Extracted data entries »
====

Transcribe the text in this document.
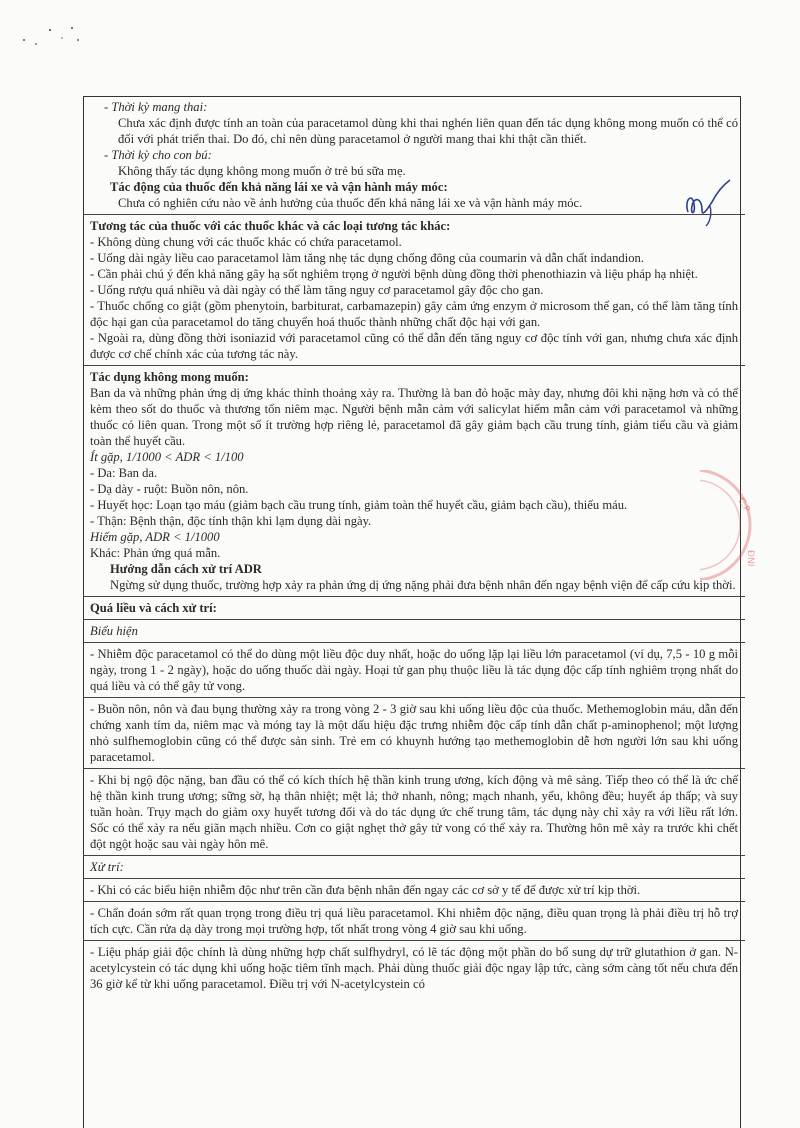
C.P
ĐNI

- Thời kỳ mang thai:

Chưa xác định được tính an toàn của paracetamol dùng khi thai nghén liên quan đến tác dụng không mong muốn có thể có đối với phát triển thai. Do đó, chỉ nên dùng paracetamol ở người mang thai khi thật cần thiết.

- Thời kỳ cho con bú:

Không thấy tác dụng không mong muốn ở trẻ bú sữa mẹ.

Tác động của thuốc đến khả năng lái xe và vận hành máy móc:

Chưa có nghiên cứu nào về ảnh hưởng của thuốc đến khả năng lái xe và vận hành máy móc.

Tương tác của thuốc với các thuốc khác và các loại tương tác khác:

- Không dùng chung với các thuốc khác có chứa paracetamol.

- Uống dài ngày liều cao paracetamol làm tăng nhẹ tác dụng chống đông của coumarin và dẫn chất indandion.

- Cần phải chú ý đến khả năng gây hạ sốt nghiêm trọng ở người bệnh dùng đồng thời phenothiazin và liệu pháp hạ nhiệt.

- Uống rượu quá nhiều và dài ngày có thể làm tăng nguy cơ paracetamol gây độc cho gan.

- Thuốc chống co giật (gồm phenytoin, barbiturat, carbamazepin) gây cảm ứng enzym ở microsom thể gan, có thể làm tăng tính độc hại gan của paracetamol do tăng chuyển hoá thuốc thành những chất độc hại với gan.

- Ngoài ra, dùng đồng thời isoniazid với paracetamol cũng có thể dẫn đến tăng nguy cơ độc tính với gan, nhưng chưa xác định được cơ chế chính xác của tương tác này.

Tác dụng không mong muốn:

Ban da và những phản ứng dị ứng khác thỉnh thoảng xảy ra. Thường là ban đỏ hoặc mày đay, nhưng đôi khi nặng hơn và có thể kèm theo sốt do thuốc và thương tổn niêm mạc. Người bệnh mẫn cảm với salicylat hiếm mẫn cảm với paracetamol và những thuốc có liên quan. Trong một số ít trường hợp riêng lẻ, paracetamol đã gây giảm bạch cầu trung tính, giảm tiểu cầu và giảm toàn thể huyết cầu.

Ít gặp, 1/1000 < ADR < 1/100

- Da: Ban da.

- Dạ dày - ruột: Buồn nôn, nôn.

- Huyết học: Loạn tạo máu (giảm bạch cầu trung tính, giảm toàn thể huyết cầu, giảm bạch cầu), thiếu máu.

- Thận: Bệnh thận, độc tính thận khi lạm dụng dài ngày.

Hiếm gặp, ADR < 1/1000

Khác: Phản ứng quá mẫn.

Hướng dẫn cách xử trí ADR

Ngừng sử dụng thuốc, trường hợp xảy ra phản ứng dị ứng nặng phải đưa bệnh nhân đến ngay bệnh viện để cấp cứu kịp thời.

Quá liều và cách xử trí:

Biểu hiện

- Nhiễm độc paracetamol có thể do dùng một liều độc duy nhất, hoặc do uống lặp lại liều lớn paracetamol (ví dụ, 7,5 - 10 g mỗi ngày, trong 1 - 2 ngày), hoặc do uống thuốc dài ngày. Hoại tử gan phụ thuộc liều là tác dụng độc cấp tính nghiêm trọng nhất do quá liều và có thể gây tử vong.

- Buồn nôn, nôn và đau bụng thường xảy ra trong vòng 2 - 3 giờ sau khi uống liều độc của thuốc. Methemoglobin máu, dẫn đến chứng xanh tím da, niêm mạc và móng tay là một dấu hiệu đặc trưng nhiễm độc cấp tính dẫn chất p-aminophenol; một lượng nhỏ sulfhemoglobin cũng có thể được sản sinh. Trẻ em có khuynh hướng tạo methemoglobin dễ hơn người lớn sau khi uống paracetamol.

- Khi bị ngộ độc nặng, ban đầu có thể có kích thích hệ thần kinh trung ương, kích động và mê sảng. Tiếp theo có thể là ức chế hệ thần kinh trung ương; sững sờ, hạ thân nhiệt; mệt lả; thở nhanh, nông; mạch nhanh, yếu, không đều; huyết áp thấp; và suy tuần hoàn. Trụy mạch do giảm oxy huyết tương đối và do tác dụng ức chế trung tâm, tác dụng này chỉ xảy ra với liều rất lớn. Sốc có thể xảy ra nếu giãn mạch nhiều. Cơn co giật nghẹt thở gây tử vong có thể xảy ra. Thường hôn mê xảy ra trước khi chết đột ngột hoặc sau vài ngày hôn mê.

Xử trí:

- Khi có các biểu hiện nhiễm độc như trên cần đưa bệnh nhân đến ngay các cơ sở y tế để được xử trí kịp thời.

- Chẩn đoán sớm rất quan trọng trong điều trị quá liều paracetamol. Khi nhiễm độc nặng, điều quan trọng là phải điều trị hỗ trợ tích cực. Cần rửa dạ dày trong mọi trường hợp, tốt nhất trong vòng 4 giờ sau khi uống.

- Liệu pháp giải độc chính là dùng những hợp chất sulfhydryl, có lẽ tác động một phần do bổ sung dự trữ glutathion ở gan. N-acetylcystein có tác dụng khi uống hoặc tiêm tĩnh mạch. Phải dùng thuốc giải độc ngay lập tức, càng sớm càng tốt nếu chưa đến 36 giờ kể từ khi uống paracetamol. Điều trị với N-acetylcystein có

====

Task statement »
Output all the records, word for word, with no pictures in the copy.

Worked solution »
Transcribe the text in this document.
C.P
ĐNI

- Thời kỳ mang thai:

Chưa xác định được tính an toàn của paracetamol dùng khi thai nghén liên quan đến tác dụng không mong muốn có thể có đối với phát triển thai. Do đó, chỉ nên dùng paracetamol ở người mang thai khi thật cần thiết.

- Thời kỳ cho con bú:

Không thấy tác dụng không mong muốn ở trẻ bú sữa mẹ.

Tác động của thuốc đến khả năng lái xe và vận hành máy móc:

Chưa có nghiên cứu nào về ảnh hưởng của thuốc đến khả năng lái xe và vận hành máy móc.

Tương tác của thuốc với các thuốc khác và các loại tương tác khác:

- Không dùng chung với các thuốc khác có chứa paracetamol.

- Uống dài ngày liều cao paracetamol làm tăng nhẹ tác dụng chống đông của coumarin và dẫn chất indandion.

- Cần phải chú ý đến khả năng gây hạ sốt nghiêm trọng ở người bệnh dùng đồng thời phenothiazin và liệu pháp hạ nhiệt.

- Uống rượu quá nhiều và dài ngày có thể làm tăng nguy cơ paracetamol gây độc cho gan.

- Thuốc chống co giật (gồm phenytoin, barbiturat, carbamazepin) gây cảm ứng enzym ở microsom thể gan, có thể làm tăng tính độc hại gan của paracetamol do tăng chuyển hoá thuốc thành những chất độc hại với gan.

- Ngoài ra, dùng đồng thời isoniazid với paracetamol cũng có thể dẫn đến tăng nguy cơ độc tính với gan, nhưng chưa xác định được cơ chế chính xác của tương tác này.

Tác dụng không mong muốn:

Ban da và những phản ứng dị ứng khác thỉnh thoảng xảy ra. Thường là ban đỏ hoặc mày đay, nhưng đôi khi nặng hơn và có thể kèm theo sốt do thuốc và thương tổn niêm mạc. Người bệnh mẫn cảm với salicylat hiếm mẫn cảm với paracetamol và những thuốc có liên quan. Trong một số ít trường hợp riêng lẻ, paracetamol đã gây giảm bạch cầu trung tính, giảm tiểu cầu và giảm toàn thể huyết cầu.

Ít gặp, 1/1000 < ADR < 1/100

- Da: Ban da.

- Dạ dày - ruột: Buồn nôn, nôn.

- Huyết học: Loạn tạo máu (giảm bạch cầu trung tính, giảm toàn thể huyết cầu, giảm bạch cầu), thiếu máu.

- Thận: Bệnh thận, độc tính thận khi lạm dụng dài ngày.

Hiếm gặp, ADR < 1/1000

Khác: Phản ứng quá mẫn.

Hướng dẫn cách xử trí ADR

Ngừng sử dụng thuốc, trường hợp xảy ra phản ứng dị ứng nặng phải đưa bệnh nhân đến ngay bệnh viện để cấp cứu kịp thời.

Quá liều và cách xử trí:

Biểu hiện

- Nhiễm độc paracetamol có thể do dùng một liều độc duy nhất, hoặc do uống lặp lại liều lớn paracetamol (ví dụ, 7,5 - 10 g mỗi ngày, trong 1 - 2 ngày), hoặc do uống thuốc dài ngày. Hoại tử gan phụ thuộc liều là tác dụng độc cấp tính nghiêm trọng nhất do quá liều và có thể gây tử vong.

- Buồn nôn, nôn và đau bụng thường xảy ra trong vòng 2 - 3 giờ sau khi uống liều độc của thuốc. Methemoglobin máu, dẫn đến chứng xanh tím da, niêm mạc và móng tay là một dấu hiệu đặc trưng nhiễm độc cấp tính dẫn chất p-aminophenol; một lượng nhỏ sulfhemoglobin cũng có thể được sản sinh. Trẻ em có khuynh hướng tạo methemoglobin dễ hơn người lớn sau khi uống paracetamol.

- Khi bị ngộ độc nặng, ban đầu có thể có kích thích hệ thần kinh trung ương, kích động và mê sảng. Tiếp theo có thể là ức chế hệ thần kinh trung ương; sững sờ, hạ thân nhiệt; mệt lả; thở nhanh, nông; mạch nhanh, yếu, không đều; huyết áp thấp; và suy tuần hoàn. Trụy mạch do giảm oxy huyết tương đối và do tác dụng ức chế trung tâm, tác dụng này chỉ xảy ra với liều rất lớn. Sốc có thể xảy ra nếu giãn mạch nhiều. Cơn co giật nghẹt thở gây tử vong có thể xảy ra. Thường hôn mê xảy ra trước khi chết đột ngột hoặc sau vài ngày hôn mê.

Xử trí:

- Khi có các biểu hiện nhiễm độc như trên cần đưa bệnh nhân đến ngay các cơ sở y tế để được xử trí kịp thời.

- Chẩn đoán sớm rất quan trọng trong điều trị quá liều paracetamol. Khi nhiễm độc nặng, điều quan trọng là phải điều trị hỗ trợ tích cực. Cần rửa dạ dày trong mọi trường hợp, tốt nhất trong vòng 4 giờ sau khi uống.

- Liệu pháp giải độc chính là dùng những hợp chất sulfhydryl, có lẽ tác động một phần do bổ sung dự trữ glutathion ở gan. N-acetylcystein có tác dụng khi uống hoặc tiêm tĩnh mạch. Phải dùng thuốc giải độc ngay lập tức, càng sớm càng tốt nếu chưa đến 36 giờ kể từ khi uống paracetamol. Điều trị với N-acetylcystein có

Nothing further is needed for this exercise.